#### What the task requires:
Count how many lines include "sans" and answer with that number only.

#### Stored records:
——————————

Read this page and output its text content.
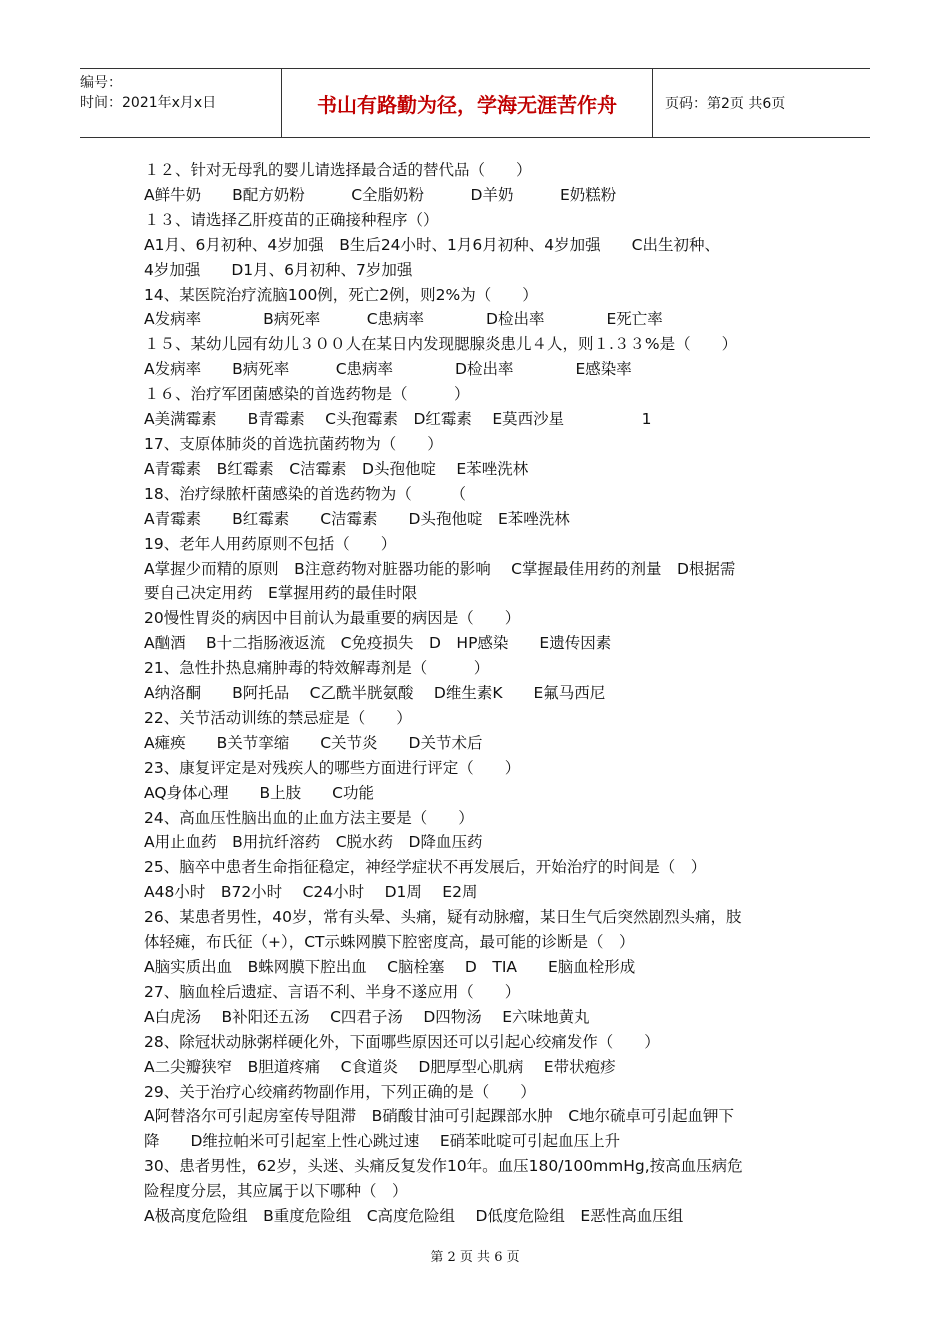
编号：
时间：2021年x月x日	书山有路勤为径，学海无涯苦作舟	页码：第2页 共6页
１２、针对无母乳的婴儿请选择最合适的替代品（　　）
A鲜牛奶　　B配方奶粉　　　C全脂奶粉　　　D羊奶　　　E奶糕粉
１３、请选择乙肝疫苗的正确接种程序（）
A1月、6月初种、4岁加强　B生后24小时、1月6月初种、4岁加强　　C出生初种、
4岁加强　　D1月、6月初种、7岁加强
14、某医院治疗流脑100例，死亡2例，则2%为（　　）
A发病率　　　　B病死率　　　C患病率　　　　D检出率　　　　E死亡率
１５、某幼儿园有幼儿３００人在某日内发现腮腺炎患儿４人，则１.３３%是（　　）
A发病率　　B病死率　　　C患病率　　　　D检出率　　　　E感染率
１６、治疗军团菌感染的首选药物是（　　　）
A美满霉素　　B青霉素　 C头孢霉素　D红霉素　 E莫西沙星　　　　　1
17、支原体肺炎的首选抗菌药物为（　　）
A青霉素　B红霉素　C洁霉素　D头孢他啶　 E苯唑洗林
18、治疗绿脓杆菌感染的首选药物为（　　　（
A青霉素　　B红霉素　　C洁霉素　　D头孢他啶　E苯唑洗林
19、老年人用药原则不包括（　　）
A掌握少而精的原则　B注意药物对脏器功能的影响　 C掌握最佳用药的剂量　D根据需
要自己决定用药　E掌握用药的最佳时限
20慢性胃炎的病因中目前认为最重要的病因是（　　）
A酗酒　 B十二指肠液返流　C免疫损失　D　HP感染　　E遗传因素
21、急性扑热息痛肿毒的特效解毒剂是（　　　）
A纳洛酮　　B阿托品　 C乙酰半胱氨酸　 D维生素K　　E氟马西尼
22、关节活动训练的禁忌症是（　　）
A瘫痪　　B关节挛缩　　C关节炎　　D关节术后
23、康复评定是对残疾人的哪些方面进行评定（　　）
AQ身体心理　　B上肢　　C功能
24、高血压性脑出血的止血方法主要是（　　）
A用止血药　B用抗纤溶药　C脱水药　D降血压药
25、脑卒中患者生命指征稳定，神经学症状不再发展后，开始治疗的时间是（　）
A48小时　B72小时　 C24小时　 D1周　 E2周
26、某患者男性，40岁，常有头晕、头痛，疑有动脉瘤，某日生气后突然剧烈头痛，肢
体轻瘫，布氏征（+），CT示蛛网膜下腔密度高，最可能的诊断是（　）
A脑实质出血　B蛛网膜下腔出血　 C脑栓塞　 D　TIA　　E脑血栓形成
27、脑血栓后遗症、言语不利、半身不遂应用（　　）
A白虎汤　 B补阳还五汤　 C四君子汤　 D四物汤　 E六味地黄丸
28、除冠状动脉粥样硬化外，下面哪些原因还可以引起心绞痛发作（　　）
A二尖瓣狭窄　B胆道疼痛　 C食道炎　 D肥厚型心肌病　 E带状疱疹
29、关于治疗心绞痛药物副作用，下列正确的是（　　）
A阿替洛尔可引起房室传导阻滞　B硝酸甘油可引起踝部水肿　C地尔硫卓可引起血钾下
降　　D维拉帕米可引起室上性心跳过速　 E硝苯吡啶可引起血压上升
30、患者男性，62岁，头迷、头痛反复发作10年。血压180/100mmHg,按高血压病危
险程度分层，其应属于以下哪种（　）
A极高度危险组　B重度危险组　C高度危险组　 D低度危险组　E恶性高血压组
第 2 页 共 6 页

——————————

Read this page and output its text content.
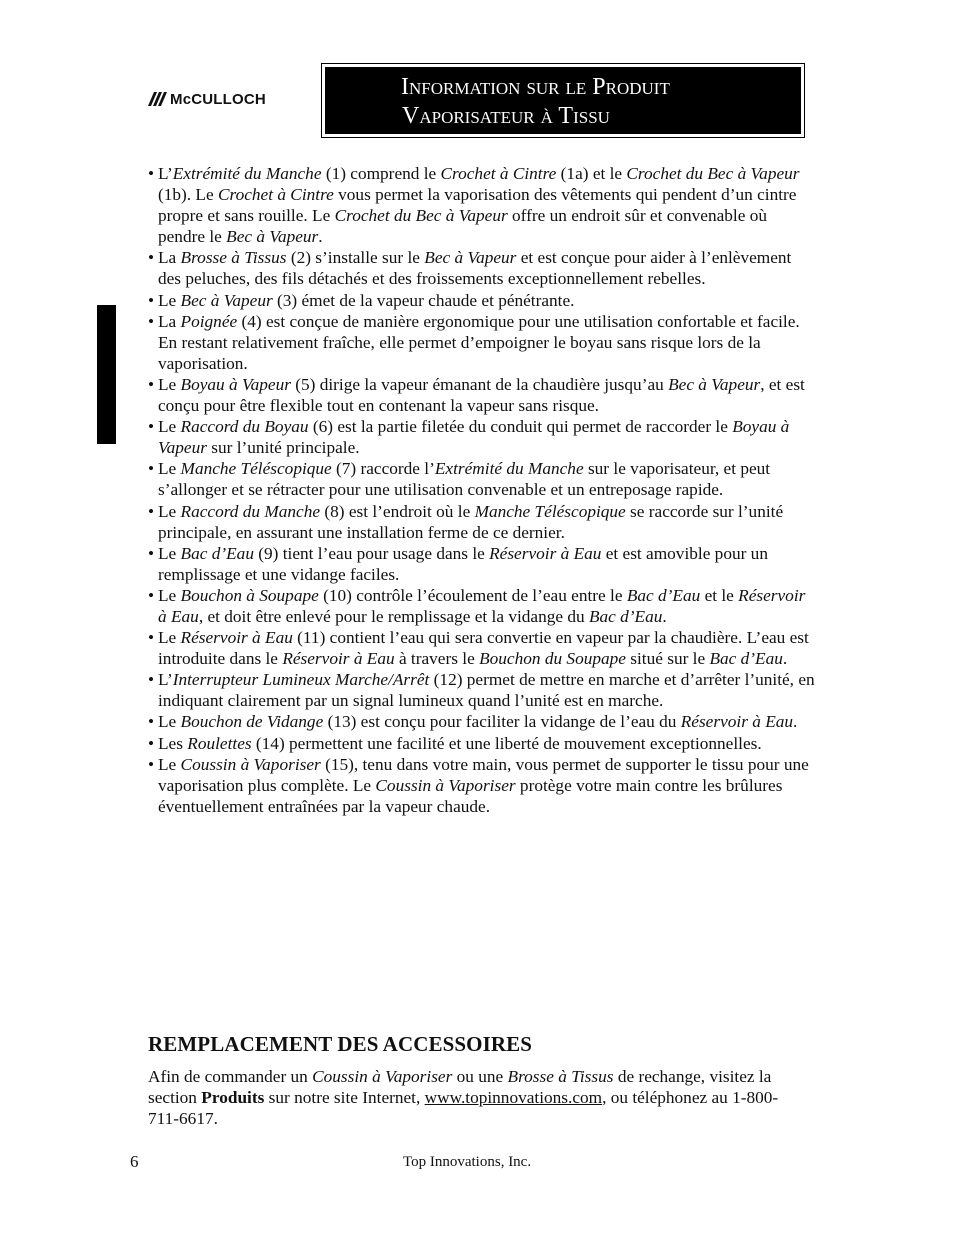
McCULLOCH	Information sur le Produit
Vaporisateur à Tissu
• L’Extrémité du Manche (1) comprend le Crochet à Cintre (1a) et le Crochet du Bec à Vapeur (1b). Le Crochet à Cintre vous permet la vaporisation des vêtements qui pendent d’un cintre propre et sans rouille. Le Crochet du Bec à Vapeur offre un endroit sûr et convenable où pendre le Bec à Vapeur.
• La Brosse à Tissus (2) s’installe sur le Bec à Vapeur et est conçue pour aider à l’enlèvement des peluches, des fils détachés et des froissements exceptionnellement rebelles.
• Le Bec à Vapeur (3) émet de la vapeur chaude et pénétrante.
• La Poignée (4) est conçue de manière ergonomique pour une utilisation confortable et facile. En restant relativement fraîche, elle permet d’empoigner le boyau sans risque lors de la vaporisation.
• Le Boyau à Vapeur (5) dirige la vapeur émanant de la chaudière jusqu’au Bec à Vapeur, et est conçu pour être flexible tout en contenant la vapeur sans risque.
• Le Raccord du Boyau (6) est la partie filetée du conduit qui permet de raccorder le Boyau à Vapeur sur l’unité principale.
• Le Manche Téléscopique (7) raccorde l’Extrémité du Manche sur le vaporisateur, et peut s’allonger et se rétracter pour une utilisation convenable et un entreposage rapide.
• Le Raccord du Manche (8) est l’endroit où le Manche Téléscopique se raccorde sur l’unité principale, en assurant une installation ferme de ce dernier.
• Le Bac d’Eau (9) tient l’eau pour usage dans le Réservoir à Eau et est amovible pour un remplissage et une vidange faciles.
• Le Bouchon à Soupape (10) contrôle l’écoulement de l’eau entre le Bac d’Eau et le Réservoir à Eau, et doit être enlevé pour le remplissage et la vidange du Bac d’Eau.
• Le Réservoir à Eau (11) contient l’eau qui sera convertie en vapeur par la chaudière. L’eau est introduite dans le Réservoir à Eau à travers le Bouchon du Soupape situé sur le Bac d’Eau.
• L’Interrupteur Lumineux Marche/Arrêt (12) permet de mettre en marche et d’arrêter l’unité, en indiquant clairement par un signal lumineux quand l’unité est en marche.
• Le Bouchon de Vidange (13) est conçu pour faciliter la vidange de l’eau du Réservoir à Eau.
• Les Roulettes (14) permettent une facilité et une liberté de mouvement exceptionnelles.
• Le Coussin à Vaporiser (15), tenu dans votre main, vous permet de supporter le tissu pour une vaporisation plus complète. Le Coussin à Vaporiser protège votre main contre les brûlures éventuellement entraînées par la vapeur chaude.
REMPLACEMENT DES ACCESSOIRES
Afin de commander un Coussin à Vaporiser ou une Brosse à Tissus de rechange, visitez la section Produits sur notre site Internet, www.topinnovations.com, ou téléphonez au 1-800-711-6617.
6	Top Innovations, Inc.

——————————

#### Result for this exercise:
3